EXTRAIT DU DOCUMENT:
┌──

J’ai (enfin) regardé « le grand bain » hier. LE film dont mon entourage et mes fils d’actualité sur les réseaux sociaux me parlent depuis des semaines ! 

J’avoue, j’ai été surprise au démarrage, je ne m’attendais pas du tout à ce genre de film décalé. Gilles Lellouche traite ici des expériences de vie. Ces hommes qui décident de se mettre à la natation synchronisée pour mieux panser leurs blessures. Tous les personnages ont vécu une douleur importante dans leur vie, et cette douleur a été perçu pour chacun d’eux, comme un traumatisme. 

Marina Foïs qui campe la femme de Mathieu Amalric dépressif dans le film, accepte de ne pas réveiller le passé de son mari de peur que les anciennes blessures qui ne sont pas refermées puissent ressurgir. Comme souvent dans les choix de l’actrice, Marina Foïs aime à jouer des personnages qui vive un quotidien douloureux, difficile et où il faut faire front et continuer. Je retrouve un fil rouge que j’ai longtemps cherché dans ses films noirs. Ces films noirs qui veulent montrer le besoin de réponses rationnelles à toute souffrance alors que Marina Foïs, elle, veut montrer que la souffrance est tout sauf rationnelle. Ce sont cela, ces rôles de femme dans lequel elle excellent. 
Son personnage devient insensible à la douleur pour ne plus y avoir accès. Revivre toujours les mêmes choses ou se couper de ses ressentis endurcit la femme qu’elle joue.

└──

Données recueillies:
┌──

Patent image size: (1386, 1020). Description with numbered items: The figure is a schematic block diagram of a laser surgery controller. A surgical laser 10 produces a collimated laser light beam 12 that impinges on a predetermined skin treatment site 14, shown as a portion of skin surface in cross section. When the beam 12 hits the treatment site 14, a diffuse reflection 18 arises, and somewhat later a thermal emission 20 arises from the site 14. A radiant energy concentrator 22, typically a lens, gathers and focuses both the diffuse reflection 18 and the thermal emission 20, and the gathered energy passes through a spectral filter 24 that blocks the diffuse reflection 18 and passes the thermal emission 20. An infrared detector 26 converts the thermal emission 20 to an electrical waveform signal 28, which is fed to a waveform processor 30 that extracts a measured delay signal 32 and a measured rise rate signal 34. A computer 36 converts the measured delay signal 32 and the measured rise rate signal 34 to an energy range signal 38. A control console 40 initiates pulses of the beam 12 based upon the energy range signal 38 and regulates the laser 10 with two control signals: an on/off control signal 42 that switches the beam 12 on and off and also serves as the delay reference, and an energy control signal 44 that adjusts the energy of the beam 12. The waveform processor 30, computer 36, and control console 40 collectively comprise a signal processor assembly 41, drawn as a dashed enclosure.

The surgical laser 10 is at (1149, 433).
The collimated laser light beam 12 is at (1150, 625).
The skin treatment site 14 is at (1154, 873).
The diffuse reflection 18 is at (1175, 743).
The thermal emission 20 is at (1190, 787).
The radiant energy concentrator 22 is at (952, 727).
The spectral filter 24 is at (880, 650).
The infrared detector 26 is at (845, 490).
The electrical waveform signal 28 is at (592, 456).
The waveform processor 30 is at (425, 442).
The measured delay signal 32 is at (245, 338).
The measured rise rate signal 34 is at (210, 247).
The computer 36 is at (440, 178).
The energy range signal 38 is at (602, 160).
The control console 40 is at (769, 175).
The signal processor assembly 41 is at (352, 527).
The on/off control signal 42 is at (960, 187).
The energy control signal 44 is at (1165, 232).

└──

TÂCHES À RÉALISER:
1. D'après la critique du film « le grand bain », à quel sport les hommes décident-ils de se mettre pour mieux panser leurs blessures ?
2. Poursuivez la critique du film « le grand bain » à partir de sa dernière phrase.
Les enregistrements proviennent d'une autre source que la critique du film « le grand bain ».

RÉPONSES:
1. À la natation synchronisée.

2.
Ce film est double dans le message qu’il essaie de faire passer. A la fois, Gilles Lellouche veut nous faire percevoir la douleur de chacun des personnages notamment en utilisant Virginie Efira dans son coaching maternant. Permettant aux personnages de trouver une écoute bienveillante et une protection les uns envers les autres amenant chacun d’eux à avoir du mal à s’extraire de leur douleur. En étant coupé de leur ressenti, il est difficile pour eux de dire. D’exprimer. 

Et dans un second temps, lorsque les personnages se retrouvent à être coaché par Leïla Bekhti qui a été coupée de l’intensité de la douleur en étant en chaise roulante. C’est le réveil douloureux. Elle fait subir aux hommes toute l’infirmité qu’elle vit en essayant de les pousser à faire front dans leur souffrance, car c’est le seul moyen qu’à trouver son personnage pour ne pas sombrer. 

J’assiste dans ce film, et c’est là que c’est touchant, à l’ouverture des personnages dans leur ressentis émotionnels et à leur reprise d’autonomie par rapport à leur douleur. Chacun dans leur style. Gilles Lellouche aborde le thème de la souffrance et du déni avec beaucoup de dérision et c’est grâce à cette dérision que le public rit.

Par le sport, par la solidarité du groupe, j’assiste à l’apprentissage des personnages qui, petit à petit, apprennent à gérer leur souffrance et se lancent dans une nouvelle expérience.

Pour sortir une personne qui est dans le déni de sa souffrance, il ne faut pas le toucher à la tête, il faut le toucher au cœur.

C’est un film qui nous fait ressentir l’envie de se sentir en vie.